* Description of the task *
Each entry below must be repeated exactly, with pictures left out.

Entries with figure data
-- BEGIN --

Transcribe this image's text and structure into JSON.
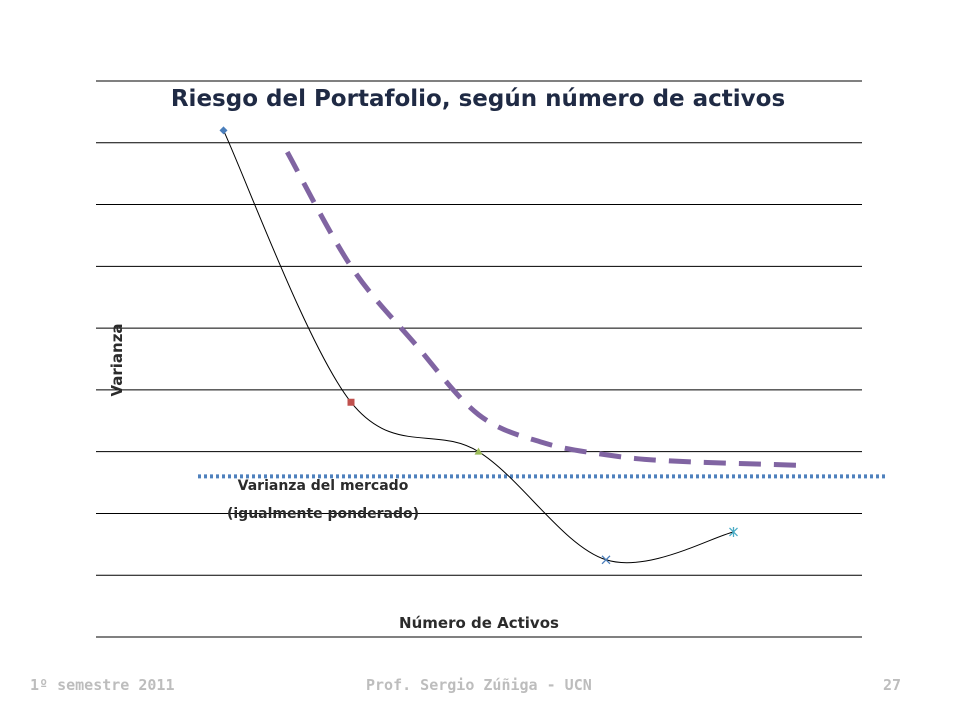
{
  "slide": {
    "footer_left": "1º semestre 2011",
    "footer_center": "Prof. Sergio Zúñiga - UCN",
    "page_number": "27"
  },
  "chart_data": {
    "type": "line",
    "title": "Riesgo del Portafolio, según número de activos",
    "xlabel": "Número de Activos",
    "ylabel": "Varianza",
    "xlim": [
      0,
      6
    ],
    "ylim": [
      0,
      9
    ],
    "grid": true,
    "series": [
      {
        "points": [
          {
            "x": 1,
            "y": 8.2,
            "marker": "diamond",
            "color": "#4a7ebb"
          },
          {
            "x": 2,
            "y": 3.8,
            "marker": "square",
            "color": "#c0504d"
          },
          {
            "x": 3,
            "y": 3.0,
            "marker": "triangle",
            "color": "#9bbb59"
          },
          {
            "x": 4,
            "y": 1.25,
            "marker": "x",
            "color": "#4a7ebb"
          },
          {
            "x": 5,
            "y": 1.7,
            "marker": "star",
            "color": "#4aacc6"
          }
        ],
        "line_color": "#000000",
        "smooth": true
      }
    ],
    "overlays": [
      {
        "style": "dashed",
        "color": "#8064a2",
        "points": [
          [
            1.5,
            7.85
          ],
          [
            2.0,
            6.0
          ],
          [
            2.5,
            4.75
          ],
          [
            3.0,
            3.6
          ],
          [
            3.5,
            3.15
          ],
          [
            4.0,
            2.95
          ],
          [
            4.5,
            2.85
          ],
          [
            5.5,
            2.78
          ]
        ]
      },
      {
        "style": "dotted",
        "color": "#4f81bd",
        "y": 2.6,
        "x_range": [
          0.8,
          6.2
        ]
      }
    ],
    "annotations": [
      {
        "line1": "Varianza del mercado",
        "line2": "(igualmente ponderado)"
      }
    ]
  }
}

-- END --

* Right answer *
Transcribe this image's text and structure into JSON.
{
  "slide": {
    "footer_left": "1º semestre 2011",
    "footer_center": "Prof. Sergio Zúñiga - UCN",
    "page_number": "27"
  },
  "chart_data": {
    "type": "line",
    "title": "Riesgo del Portafolio, según número de activos",
    "xlabel": "Número de Activos",
    "ylabel": "Varianza",
    "xlim": [
      0,
      6
    ],
    "ylim": [
      0,
      9
    ],
    "grid": true,
    "series": [
      {
        "points": [
          {
            "x": 1,
            "y": 8.2,
            "marker": "diamond",
            "color": "#4a7ebb"
          },
          {
            "x": 2,
            "y": 3.8,
            "marker": "square",
            "color": "#c0504d"
          },
          {
            "x": 3,
            "y": 3.0,
            "marker": "triangle",
            "color": "#9bbb59"
          },
          {
            "x": 4,
            "y": 1.25,
            "marker": "x",
            "color": "#4a7ebb"
          },
          {
            "x": 5,
            "y": 1.7,
            "marker": "star",
            "color": "#4aacc6"
          }
        ],
        "line_color": "#000000",
        "smooth": true
      }
    ],
    "overlays": [
      {
        "style": "dashed",
        "color": "#8064a2",
        "points": [
          [
            1.5,
            7.85
          ],
          [
            2.0,
            6.0
          ],
          [
            2.5,
            4.75
          ],
          [
            3.0,
            3.6
          ],
          [
            3.5,
            3.15
          ],
          [
            4.0,
            2.95
          ],
          [
            4.5,
            2.85
          ],
          [
            5.5,
            2.78
          ]
        ]
      },
      {
        "style": "dotted",
        "color": "#4f81bd",
        "y": 2.6,
        "x_range": [
          0.8,
          6.2
        ]
      }
    ],
    "annotations": [
      {
        "line1": "Varianza del mercado",
        "line2": "(igualmente ponderado)"
      }
    ]
  }
}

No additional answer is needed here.